(Stored data)
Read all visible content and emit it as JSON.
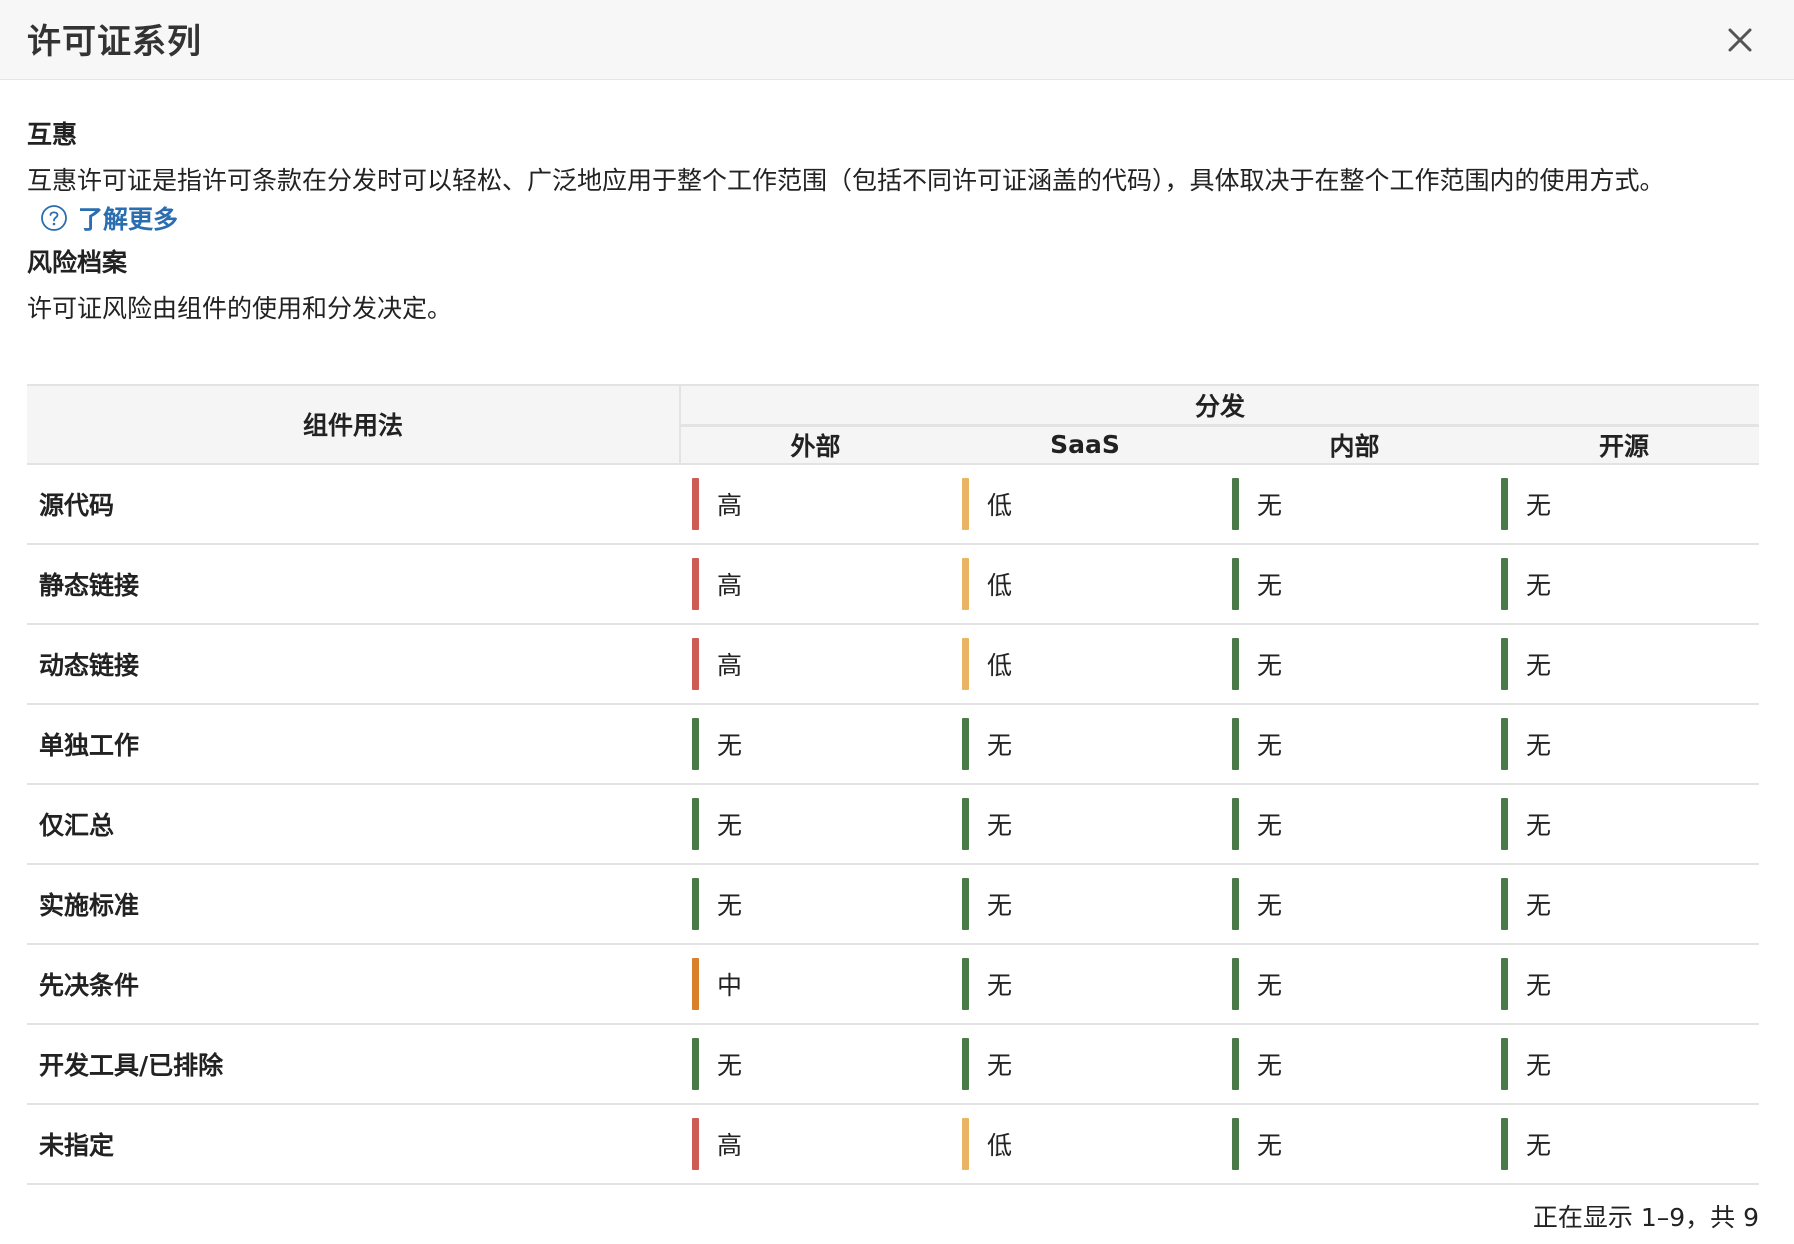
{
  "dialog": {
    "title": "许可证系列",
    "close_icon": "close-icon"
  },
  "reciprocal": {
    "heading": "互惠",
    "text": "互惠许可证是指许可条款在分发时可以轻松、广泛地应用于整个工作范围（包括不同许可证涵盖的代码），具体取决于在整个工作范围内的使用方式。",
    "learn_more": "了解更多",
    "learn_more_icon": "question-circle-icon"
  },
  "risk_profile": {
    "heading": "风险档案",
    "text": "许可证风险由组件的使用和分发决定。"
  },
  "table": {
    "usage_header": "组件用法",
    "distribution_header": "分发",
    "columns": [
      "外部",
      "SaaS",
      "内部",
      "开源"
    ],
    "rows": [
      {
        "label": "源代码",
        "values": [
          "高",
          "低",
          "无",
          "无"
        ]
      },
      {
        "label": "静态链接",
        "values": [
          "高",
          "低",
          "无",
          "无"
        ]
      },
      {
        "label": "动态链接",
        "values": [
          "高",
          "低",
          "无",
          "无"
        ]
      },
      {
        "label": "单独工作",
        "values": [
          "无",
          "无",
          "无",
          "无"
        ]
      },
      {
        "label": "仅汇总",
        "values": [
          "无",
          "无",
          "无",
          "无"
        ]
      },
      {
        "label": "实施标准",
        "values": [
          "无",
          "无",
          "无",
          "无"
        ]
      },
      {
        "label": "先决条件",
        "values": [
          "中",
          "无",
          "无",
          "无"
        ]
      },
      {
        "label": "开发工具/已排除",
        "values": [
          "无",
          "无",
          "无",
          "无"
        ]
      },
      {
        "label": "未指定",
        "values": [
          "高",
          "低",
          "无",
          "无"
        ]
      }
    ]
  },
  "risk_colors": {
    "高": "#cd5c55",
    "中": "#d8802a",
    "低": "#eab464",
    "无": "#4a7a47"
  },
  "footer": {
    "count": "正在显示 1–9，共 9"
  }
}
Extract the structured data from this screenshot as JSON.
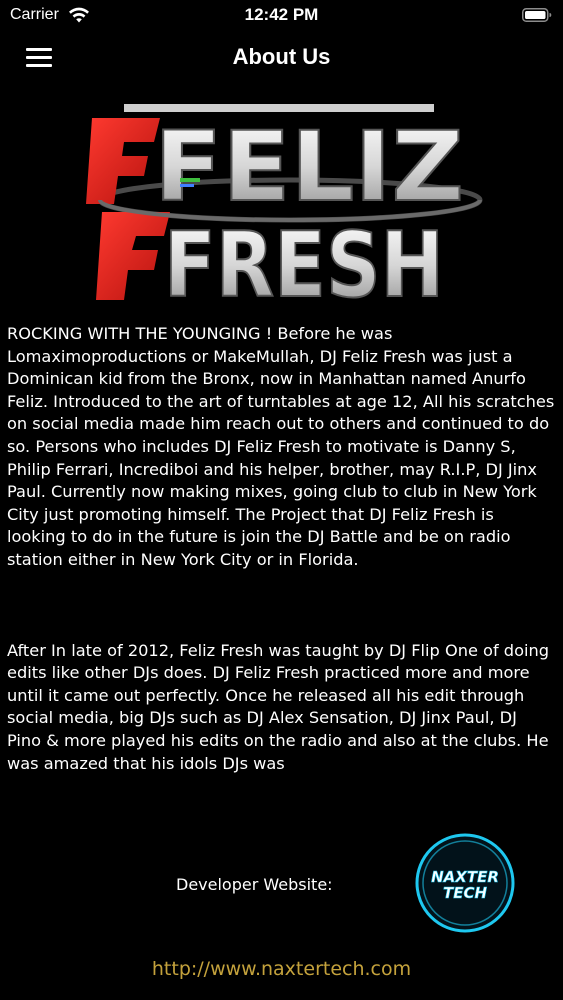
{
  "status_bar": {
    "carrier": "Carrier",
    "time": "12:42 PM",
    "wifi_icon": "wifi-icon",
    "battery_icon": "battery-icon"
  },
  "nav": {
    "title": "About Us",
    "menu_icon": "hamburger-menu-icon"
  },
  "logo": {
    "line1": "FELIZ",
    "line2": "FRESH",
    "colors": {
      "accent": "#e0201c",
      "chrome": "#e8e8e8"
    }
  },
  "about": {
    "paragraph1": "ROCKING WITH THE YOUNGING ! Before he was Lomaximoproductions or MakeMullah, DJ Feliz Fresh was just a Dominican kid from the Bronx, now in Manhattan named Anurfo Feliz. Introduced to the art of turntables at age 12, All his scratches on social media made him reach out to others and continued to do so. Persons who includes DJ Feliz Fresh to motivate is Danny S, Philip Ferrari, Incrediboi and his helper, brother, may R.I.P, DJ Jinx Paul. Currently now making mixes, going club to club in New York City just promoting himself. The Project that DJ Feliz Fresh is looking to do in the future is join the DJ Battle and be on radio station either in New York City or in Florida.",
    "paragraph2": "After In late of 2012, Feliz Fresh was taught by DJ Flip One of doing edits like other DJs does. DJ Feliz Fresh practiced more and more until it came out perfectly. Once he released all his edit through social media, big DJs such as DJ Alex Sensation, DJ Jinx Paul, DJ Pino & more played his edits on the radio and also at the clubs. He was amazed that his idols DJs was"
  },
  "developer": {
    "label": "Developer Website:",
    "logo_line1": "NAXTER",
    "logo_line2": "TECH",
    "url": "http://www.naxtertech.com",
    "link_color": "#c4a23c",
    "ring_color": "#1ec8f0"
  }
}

### The task
Produce an exact copy of each line of data, skipping embedded images.

### Final result
Read all visible content and emit it as JSON.
{
  "dialog": {
    "title": "许可证系列",
    "close_icon": "close-icon"
  },
  "reciprocal": {
    "heading": "互惠",
    "text": "互惠许可证是指许可条款在分发时可以轻松、广泛地应用于整个工作范围（包括不同许可证涵盖的代码），具体取决于在整个工作范围内的使用方式。",
    "learn_more": "了解更多",
    "learn_more_icon": "question-circle-icon"
  },
  "risk_profile": {
    "heading": "风险档案",
    "text": "许可证风险由组件的使用和分发决定。"
  },
  "table": {
    "usage_header": "组件用法",
    "distribution_header": "分发",
    "columns": [
      "外部",
      "SaaS",
      "内部",
      "开源"
    ],
    "rows": [
      {
        "label": "源代码",
        "values": [
          "高",
          "低",
          "无",
          "无"
        ]
      },
      {
        "label": "静态链接",
        "values": [
          "高",
          "低",
          "无",
          "无"
        ]
      },
      {
        "label": "动态链接",
        "values": [
          "高",
          "低",
          "无",
          "无"
        ]
      },
      {
        "label": "单独工作",
        "values": [
          "无",
          "无",
          "无",
          "无"
        ]
      },
      {
        "label": "仅汇总",
        "values": [
          "无",
          "无",
          "无",
          "无"
        ]
      },
      {
        "label": "实施标准",
        "values": [
          "无",
          "无",
          "无",
          "无"
        ]
      },
      {
        "label": "先决条件",
        "values": [
          "中",
          "无",
          "无",
          "无"
        ]
      },
      {
        "label": "开发工具/已排除",
        "values": [
          "无",
          "无",
          "无",
          "无"
        ]
      },
      {
        "label": "未指定",
        "values": [
          "高",
          "低",
          "无",
          "无"
        ]
      }
    ]
  },
  "risk_colors": {
    "高": "#cd5c55",
    "中": "#d8802a",
    "低": "#eab464",
    "无": "#4a7a47"
  },
  "footer": {
    "count": "正在显示 1–9，共 9"
  }
}
Extract the structured data from this screenshot as JSON.
{
  "status_bar": {
    "carrier": "Carrier",
    "time": "12:42 PM",
    "wifi_icon": "wifi-icon",
    "battery_icon": "battery-icon"
  },
  "nav": {
    "title": "About Us",
    "menu_icon": "hamburger-menu-icon"
  },
  "logo": {
    "line1": "FELIZ",
    "line2": "FRESH",
    "colors": {
      "accent": "#e0201c",
      "chrome": "#e8e8e8"
    }
  },
  "about": {
    "paragraph1": "ROCKING WITH THE YOUNGING ! Before he was Lomaximoproductions or MakeMullah, DJ Feliz Fresh was just a Dominican kid from the Bronx, now in Manhattan named Anurfo Feliz. Introduced to the art of turntables at age 12, All his scratches on social media made him reach out to others and continued to do so. Persons who includes DJ Feliz Fresh to motivate is Danny S, Philip Ferrari, Incrediboi and his helper, brother, may R.I.P, DJ Jinx Paul. Currently now making mixes, going club to club in New York City just promoting himself. The Project that DJ Feliz Fresh is looking to do in the future is join the DJ Battle and be on radio station either in New York City or in Florida.",
    "paragraph2": "After In late of 2012, Feliz Fresh was taught by DJ Flip One of doing edits like other DJs does. DJ Feliz Fresh practiced more and more until it came out perfectly. Once he released all his edit through social media, big DJs such as DJ Alex Sensation, DJ Jinx Paul, DJ Pino & more played his edits on the radio and also at the clubs. He was amazed that his idols DJs was"
  },
  "developer": {
    "label": "Developer Website:",
    "logo_line1": "NAXTER",
    "logo_line2": "TECH",
    "url": "http://www.naxtertech.com",
    "link_color": "#c4a23c",
    "ring_color": "#1ec8f0"
  }
}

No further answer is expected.